* Listing *
******************************
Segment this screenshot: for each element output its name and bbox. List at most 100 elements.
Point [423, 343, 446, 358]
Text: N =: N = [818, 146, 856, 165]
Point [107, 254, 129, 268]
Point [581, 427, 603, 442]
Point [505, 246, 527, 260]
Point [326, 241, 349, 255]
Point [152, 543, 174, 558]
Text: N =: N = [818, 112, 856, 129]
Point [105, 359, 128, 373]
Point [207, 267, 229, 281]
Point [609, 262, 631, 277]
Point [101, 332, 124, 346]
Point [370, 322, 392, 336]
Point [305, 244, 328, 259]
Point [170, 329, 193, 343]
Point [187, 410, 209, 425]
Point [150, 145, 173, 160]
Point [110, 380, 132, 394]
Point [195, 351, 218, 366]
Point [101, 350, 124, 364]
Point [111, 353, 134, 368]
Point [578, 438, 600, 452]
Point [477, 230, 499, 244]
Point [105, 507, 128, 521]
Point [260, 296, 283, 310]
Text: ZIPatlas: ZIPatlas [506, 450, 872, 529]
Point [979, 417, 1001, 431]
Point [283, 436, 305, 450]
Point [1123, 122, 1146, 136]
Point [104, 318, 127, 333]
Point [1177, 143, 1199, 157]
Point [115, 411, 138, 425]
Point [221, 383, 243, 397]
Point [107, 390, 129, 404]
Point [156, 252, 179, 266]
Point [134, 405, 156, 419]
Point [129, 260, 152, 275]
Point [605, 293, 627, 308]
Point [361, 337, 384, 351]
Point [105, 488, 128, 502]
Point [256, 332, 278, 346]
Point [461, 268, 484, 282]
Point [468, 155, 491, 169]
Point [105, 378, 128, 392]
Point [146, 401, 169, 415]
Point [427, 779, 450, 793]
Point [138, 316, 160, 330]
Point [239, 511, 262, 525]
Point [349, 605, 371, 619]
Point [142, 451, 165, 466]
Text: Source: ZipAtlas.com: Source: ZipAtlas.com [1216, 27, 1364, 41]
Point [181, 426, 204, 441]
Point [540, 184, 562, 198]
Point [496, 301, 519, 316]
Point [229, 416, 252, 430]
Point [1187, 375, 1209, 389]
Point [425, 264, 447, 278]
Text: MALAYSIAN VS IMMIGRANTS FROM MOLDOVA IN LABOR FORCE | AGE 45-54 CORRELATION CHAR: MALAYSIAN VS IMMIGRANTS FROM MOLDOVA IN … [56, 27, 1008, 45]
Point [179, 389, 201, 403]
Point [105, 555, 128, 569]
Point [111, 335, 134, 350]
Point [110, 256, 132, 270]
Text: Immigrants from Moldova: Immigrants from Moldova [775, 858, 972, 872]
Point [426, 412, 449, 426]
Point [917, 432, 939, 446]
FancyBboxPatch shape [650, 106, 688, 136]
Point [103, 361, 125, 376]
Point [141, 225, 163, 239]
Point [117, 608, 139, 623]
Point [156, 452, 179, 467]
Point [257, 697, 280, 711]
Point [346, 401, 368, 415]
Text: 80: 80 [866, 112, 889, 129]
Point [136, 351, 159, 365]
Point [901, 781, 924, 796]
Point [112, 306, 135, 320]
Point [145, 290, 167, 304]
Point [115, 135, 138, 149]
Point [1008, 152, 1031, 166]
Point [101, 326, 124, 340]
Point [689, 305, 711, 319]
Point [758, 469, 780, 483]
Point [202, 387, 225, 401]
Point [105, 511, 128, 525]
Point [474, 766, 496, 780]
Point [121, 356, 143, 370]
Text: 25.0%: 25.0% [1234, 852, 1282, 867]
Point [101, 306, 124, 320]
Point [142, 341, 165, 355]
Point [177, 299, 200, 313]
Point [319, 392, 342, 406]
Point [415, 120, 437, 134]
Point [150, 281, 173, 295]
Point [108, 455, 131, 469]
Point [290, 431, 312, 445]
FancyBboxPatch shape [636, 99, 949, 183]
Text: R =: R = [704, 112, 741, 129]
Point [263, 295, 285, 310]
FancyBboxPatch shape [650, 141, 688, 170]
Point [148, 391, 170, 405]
******************************
* Task details *
Say how many lines of the listing above contain the string "FancyBboxPatch", matching case exactly. Give only the number.

* Complete answer *
3